BEGIN
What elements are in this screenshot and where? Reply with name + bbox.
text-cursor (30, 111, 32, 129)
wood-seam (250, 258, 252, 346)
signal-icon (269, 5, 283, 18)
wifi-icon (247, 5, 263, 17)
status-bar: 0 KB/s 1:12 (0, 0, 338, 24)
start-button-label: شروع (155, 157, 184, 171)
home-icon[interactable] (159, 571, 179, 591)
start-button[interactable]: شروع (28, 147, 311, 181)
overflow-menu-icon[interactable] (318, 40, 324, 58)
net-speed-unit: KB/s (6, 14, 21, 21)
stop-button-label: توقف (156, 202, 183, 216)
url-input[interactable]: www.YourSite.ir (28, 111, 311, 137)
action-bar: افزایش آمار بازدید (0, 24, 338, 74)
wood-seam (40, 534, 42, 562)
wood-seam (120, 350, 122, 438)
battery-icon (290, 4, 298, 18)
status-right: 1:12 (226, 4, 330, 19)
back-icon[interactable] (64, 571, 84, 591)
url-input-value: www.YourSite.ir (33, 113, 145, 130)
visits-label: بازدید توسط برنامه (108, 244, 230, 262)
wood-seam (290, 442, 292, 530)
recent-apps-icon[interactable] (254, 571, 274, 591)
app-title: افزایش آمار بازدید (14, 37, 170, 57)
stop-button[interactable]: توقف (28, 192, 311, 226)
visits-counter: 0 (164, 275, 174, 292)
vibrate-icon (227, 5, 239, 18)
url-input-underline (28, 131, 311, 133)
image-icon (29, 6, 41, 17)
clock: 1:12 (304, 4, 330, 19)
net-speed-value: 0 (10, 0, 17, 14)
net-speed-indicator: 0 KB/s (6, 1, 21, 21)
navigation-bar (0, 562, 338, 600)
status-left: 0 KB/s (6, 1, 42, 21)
END
**REQUEST**
Copy every line of the listing above without changing anything.

**THE OUTPUT**
What elements are in this screenshot and where? Reply with name + bbox.
text-cursor (30, 111, 32, 129)
wood-seam (250, 258, 252, 346)
signal-icon (269, 5, 283, 18)
wifi-icon (247, 5, 263, 17)
status-bar: 0 KB/s 1:12 (0, 0, 338, 24)
start-button-label: شروع (155, 157, 184, 171)
home-icon[interactable] (159, 571, 179, 591)
start-button[interactable]: شروع (28, 147, 311, 181)
overflow-menu-icon[interactable] (318, 40, 324, 58)
net-speed-unit: KB/s (6, 14, 21, 21)
stop-button-label: توقف (156, 202, 183, 216)
url-input[interactable]: www.YourSite.ir (28, 111, 311, 137)
action-bar: افزایش آمار بازدید (0, 24, 338, 74)
wood-seam (40, 534, 42, 562)
wood-seam (120, 350, 122, 438)
battery-icon (290, 4, 298, 18)
status-right: 1:12 (226, 4, 330, 19)
back-icon[interactable] (64, 571, 84, 591)
url-input-value: www.YourSite.ir (33, 113, 145, 130)
visits-label: بازدید توسط برنامه (108, 244, 230, 262)
wood-seam (290, 442, 292, 530)
recent-apps-icon[interactable] (254, 571, 274, 591)
app-title: افزایش آمار بازدید (14, 37, 170, 57)
stop-button[interactable]: توقف (28, 192, 311, 226)
visits-counter: 0 (164, 275, 174, 292)
vibrate-icon (227, 5, 239, 18)
url-input-underline (28, 131, 311, 133)
image-icon (29, 6, 41, 17)
clock: 1:12 (304, 4, 330, 19)
net-speed-value: 0 (10, 0, 17, 14)
net-speed-indicator: 0 KB/s (6, 1, 21, 21)
navigation-bar (0, 562, 338, 600)
status-left: 0 KB/s (6, 1, 42, 21)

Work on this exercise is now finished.